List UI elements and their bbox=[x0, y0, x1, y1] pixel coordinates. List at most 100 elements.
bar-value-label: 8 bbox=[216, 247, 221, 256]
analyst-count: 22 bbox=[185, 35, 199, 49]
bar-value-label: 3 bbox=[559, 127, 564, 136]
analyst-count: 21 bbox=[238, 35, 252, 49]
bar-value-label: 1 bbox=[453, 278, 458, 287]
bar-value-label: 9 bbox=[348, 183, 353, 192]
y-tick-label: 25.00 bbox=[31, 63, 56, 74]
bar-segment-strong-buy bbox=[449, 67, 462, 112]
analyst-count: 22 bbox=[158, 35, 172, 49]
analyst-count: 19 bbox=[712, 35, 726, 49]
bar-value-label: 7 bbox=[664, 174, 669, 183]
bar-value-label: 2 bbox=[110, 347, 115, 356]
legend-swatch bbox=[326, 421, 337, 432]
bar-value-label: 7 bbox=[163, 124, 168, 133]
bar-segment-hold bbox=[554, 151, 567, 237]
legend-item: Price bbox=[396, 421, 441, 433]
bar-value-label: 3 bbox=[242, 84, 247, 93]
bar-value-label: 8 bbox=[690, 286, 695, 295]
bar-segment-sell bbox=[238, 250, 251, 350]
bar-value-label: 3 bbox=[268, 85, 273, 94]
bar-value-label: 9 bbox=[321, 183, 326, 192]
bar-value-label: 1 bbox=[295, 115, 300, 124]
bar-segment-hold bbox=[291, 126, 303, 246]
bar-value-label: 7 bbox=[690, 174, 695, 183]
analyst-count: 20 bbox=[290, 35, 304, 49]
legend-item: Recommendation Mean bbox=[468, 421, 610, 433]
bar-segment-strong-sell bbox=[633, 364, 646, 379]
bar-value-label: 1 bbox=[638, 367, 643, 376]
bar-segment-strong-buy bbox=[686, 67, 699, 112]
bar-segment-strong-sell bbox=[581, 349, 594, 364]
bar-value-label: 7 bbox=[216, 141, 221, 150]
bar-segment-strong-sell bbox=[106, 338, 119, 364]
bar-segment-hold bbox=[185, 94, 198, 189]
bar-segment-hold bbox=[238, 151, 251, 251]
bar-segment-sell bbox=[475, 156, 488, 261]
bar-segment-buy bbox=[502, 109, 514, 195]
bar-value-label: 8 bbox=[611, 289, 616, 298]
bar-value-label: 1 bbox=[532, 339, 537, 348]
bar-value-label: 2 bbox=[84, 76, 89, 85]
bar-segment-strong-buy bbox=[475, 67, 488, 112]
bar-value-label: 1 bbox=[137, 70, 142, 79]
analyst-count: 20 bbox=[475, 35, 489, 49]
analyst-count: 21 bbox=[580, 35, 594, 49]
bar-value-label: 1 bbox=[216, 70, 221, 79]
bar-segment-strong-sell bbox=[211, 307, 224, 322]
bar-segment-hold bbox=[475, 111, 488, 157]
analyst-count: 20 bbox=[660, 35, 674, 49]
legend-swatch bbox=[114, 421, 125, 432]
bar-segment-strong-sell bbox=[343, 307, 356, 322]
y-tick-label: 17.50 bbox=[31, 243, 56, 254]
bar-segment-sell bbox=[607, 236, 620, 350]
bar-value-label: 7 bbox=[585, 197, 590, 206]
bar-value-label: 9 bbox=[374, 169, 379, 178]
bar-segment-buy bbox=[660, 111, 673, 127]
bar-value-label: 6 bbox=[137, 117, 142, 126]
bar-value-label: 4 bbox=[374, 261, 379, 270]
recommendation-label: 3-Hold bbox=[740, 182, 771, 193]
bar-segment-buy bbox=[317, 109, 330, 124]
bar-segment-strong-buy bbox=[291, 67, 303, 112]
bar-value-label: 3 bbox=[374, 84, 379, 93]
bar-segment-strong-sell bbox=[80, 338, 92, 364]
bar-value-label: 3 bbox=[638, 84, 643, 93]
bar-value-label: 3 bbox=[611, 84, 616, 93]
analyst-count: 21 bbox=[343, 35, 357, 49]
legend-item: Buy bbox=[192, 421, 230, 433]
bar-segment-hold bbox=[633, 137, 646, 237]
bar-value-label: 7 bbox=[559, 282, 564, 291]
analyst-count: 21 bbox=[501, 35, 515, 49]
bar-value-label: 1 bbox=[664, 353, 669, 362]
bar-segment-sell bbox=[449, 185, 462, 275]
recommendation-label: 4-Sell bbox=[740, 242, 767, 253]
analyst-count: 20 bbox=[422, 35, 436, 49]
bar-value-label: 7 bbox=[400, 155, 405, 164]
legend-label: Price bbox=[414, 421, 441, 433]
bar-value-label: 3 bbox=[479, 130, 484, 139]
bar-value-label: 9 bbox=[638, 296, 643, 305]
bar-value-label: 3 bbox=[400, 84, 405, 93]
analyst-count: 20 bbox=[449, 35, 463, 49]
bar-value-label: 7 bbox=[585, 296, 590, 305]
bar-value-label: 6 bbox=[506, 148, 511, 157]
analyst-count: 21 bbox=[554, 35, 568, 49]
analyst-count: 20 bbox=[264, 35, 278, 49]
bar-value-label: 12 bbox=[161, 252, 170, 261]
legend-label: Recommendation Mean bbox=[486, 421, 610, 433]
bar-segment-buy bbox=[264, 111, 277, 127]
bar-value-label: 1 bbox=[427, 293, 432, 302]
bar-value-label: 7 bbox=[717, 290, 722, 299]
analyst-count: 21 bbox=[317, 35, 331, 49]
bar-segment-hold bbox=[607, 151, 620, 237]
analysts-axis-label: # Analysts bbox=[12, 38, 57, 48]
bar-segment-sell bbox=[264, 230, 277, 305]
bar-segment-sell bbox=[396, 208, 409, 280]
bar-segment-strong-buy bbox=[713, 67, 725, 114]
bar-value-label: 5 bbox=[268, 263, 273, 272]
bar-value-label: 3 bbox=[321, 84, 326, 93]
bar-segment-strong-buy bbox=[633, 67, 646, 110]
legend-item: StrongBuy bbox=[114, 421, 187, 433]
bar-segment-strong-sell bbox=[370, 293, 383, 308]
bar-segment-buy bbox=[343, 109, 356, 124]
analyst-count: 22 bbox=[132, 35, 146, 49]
####
Stated goal →
Reproduce every line of the items above, substituting "analyst-total" for each occurrence of "analyst-count" and leaving everything else unchanged.

The completed task →
List UI elements and their bbox=[x0, y0, x1, y1] pixel coordinates. List at most 100 elements.
bar-value-label: 8 bbox=[216, 247, 221, 256]
analyst-total: 22 bbox=[185, 35, 199, 49]
bar-value-label: 3 bbox=[559, 127, 564, 136]
analyst-total: 21 bbox=[238, 35, 252, 49]
bar-value-label: 1 bbox=[453, 278, 458, 287]
bar-value-label: 9 bbox=[348, 183, 353, 192]
y-tick-label: 25.00 bbox=[31, 63, 56, 74]
bar-segment-strong-buy bbox=[449, 67, 462, 112]
analyst-total: 22 bbox=[158, 35, 172, 49]
analyst-total: 19 bbox=[712, 35, 726, 49]
bar-value-label: 7 bbox=[664, 174, 669, 183]
bar-value-label: 2 bbox=[110, 347, 115, 356]
legend-swatch bbox=[326, 421, 337, 432]
bar-value-label: 7 bbox=[163, 124, 168, 133]
bar-segment-hold bbox=[554, 151, 567, 237]
legend-item: Price bbox=[396, 421, 441, 433]
bar-value-label: 3 bbox=[242, 84, 247, 93]
bar-value-label: 8 bbox=[690, 286, 695, 295]
bar-segment-sell bbox=[238, 250, 251, 350]
bar-value-label: 3 bbox=[268, 85, 273, 94]
bar-value-label: 9 bbox=[321, 183, 326, 192]
bar-value-label: 1 bbox=[295, 115, 300, 124]
bar-segment-hold bbox=[291, 126, 303, 246]
bar-value-label: 7 bbox=[690, 174, 695, 183]
analyst-total: 20 bbox=[290, 35, 304, 49]
legend-item: Recommendation Mean bbox=[468, 421, 610, 433]
bar-segment-strong-sell bbox=[633, 364, 646, 379]
bar-value-label: 1 bbox=[638, 367, 643, 376]
bar-segment-strong-buy bbox=[686, 67, 699, 112]
bar-segment-strong-sell bbox=[581, 349, 594, 364]
bar-value-label: 7 bbox=[216, 141, 221, 150]
bar-segment-strong-sell bbox=[106, 338, 119, 364]
bar-segment-hold bbox=[185, 94, 198, 189]
bar-segment-hold bbox=[238, 151, 251, 251]
bar-segment-sell bbox=[475, 156, 488, 261]
bar-segment-buy bbox=[502, 109, 514, 195]
bar-value-label: 8 bbox=[611, 289, 616, 298]
bar-value-label: 1 bbox=[532, 339, 537, 348]
bar-value-label: 2 bbox=[84, 76, 89, 85]
bar-segment-strong-buy bbox=[475, 67, 488, 112]
bar-value-label: 1 bbox=[137, 70, 142, 79]
analyst-total: 20 bbox=[475, 35, 489, 49]
analyst-total: 21 bbox=[580, 35, 594, 49]
bar-value-label: 1 bbox=[216, 70, 221, 79]
bar-segment-strong-sell bbox=[211, 307, 224, 322]
bar-segment-hold bbox=[475, 111, 488, 157]
analyst-total: 20 bbox=[660, 35, 674, 49]
legend-swatch bbox=[114, 421, 125, 432]
bar-segment-strong-sell bbox=[343, 307, 356, 322]
y-tick-label: 17.50 bbox=[31, 243, 56, 254]
bar-segment-sell bbox=[607, 236, 620, 350]
bar-value-label: 7 bbox=[585, 197, 590, 206]
bar-value-label: 9 bbox=[374, 169, 379, 178]
bar-segment-buy bbox=[660, 111, 673, 127]
bar-value-label: 6 bbox=[137, 117, 142, 126]
bar-value-label: 4 bbox=[374, 261, 379, 270]
recommendation-label: 3-Hold bbox=[740, 182, 771, 193]
bar-segment-buy bbox=[317, 109, 330, 124]
bar-segment-strong-buy bbox=[291, 67, 303, 112]
bar-value-label: 3 bbox=[374, 84, 379, 93]
bar-segment-strong-sell bbox=[80, 338, 92, 364]
bar-value-label: 3 bbox=[638, 84, 643, 93]
bar-value-label: 3 bbox=[611, 84, 616, 93]
analyst-total: 21 bbox=[343, 35, 357, 49]
legend-item: Buy bbox=[192, 421, 230, 433]
bar-segment-hold bbox=[633, 137, 646, 237]
bar-value-label: 7 bbox=[559, 282, 564, 291]
analyst-total: 21 bbox=[501, 35, 515, 49]
bar-value-label: 1 bbox=[664, 353, 669, 362]
bar-segment-sell bbox=[449, 185, 462, 275]
recommendation-label: 4-Sell bbox=[740, 242, 767, 253]
analyst-total: 20 bbox=[422, 35, 436, 49]
bar-value-label: 7 bbox=[400, 155, 405, 164]
legend-label: Price bbox=[414, 421, 441, 433]
bar-value-label: 3 bbox=[479, 130, 484, 139]
bar-value-label: 9 bbox=[638, 296, 643, 305]
bar-value-label: 3 bbox=[400, 84, 405, 93]
analyst-total: 20 bbox=[449, 35, 463, 49]
bar-value-label: 7 bbox=[585, 296, 590, 305]
bar-value-label: 6 bbox=[506, 148, 511, 157]
analyst-total: 21 bbox=[554, 35, 568, 49]
analyst-total: 20 bbox=[264, 35, 278, 49]
bar-value-label: 12 bbox=[161, 252, 170, 261]
legend-label: Recommendation Mean bbox=[486, 421, 610, 433]
bar-segment-buy bbox=[264, 111, 277, 127]
bar-value-label: 1 bbox=[427, 293, 432, 302]
bar-value-label: 7 bbox=[717, 290, 722, 299]
analyst-total: 21 bbox=[317, 35, 331, 49]
bar-segment-hold bbox=[607, 151, 620, 237]
analysts-axis-label: # Analysts bbox=[12, 38, 57, 48]
bar-segment-sell bbox=[264, 230, 277, 305]
bar-segment-sell bbox=[396, 208, 409, 280]
bar-segment-strong-buy bbox=[713, 67, 725, 114]
bar-value-label: 5 bbox=[268, 263, 273, 272]
bar-value-label: 3 bbox=[321, 84, 326, 93]
bar-segment-strong-buy bbox=[633, 67, 646, 110]
legend-item: StrongBuy bbox=[114, 421, 187, 433]
bar-segment-strong-sell bbox=[370, 293, 383, 308]
bar-segment-buy bbox=[343, 109, 356, 124]
analyst-total: 22 bbox=[132, 35, 146, 49]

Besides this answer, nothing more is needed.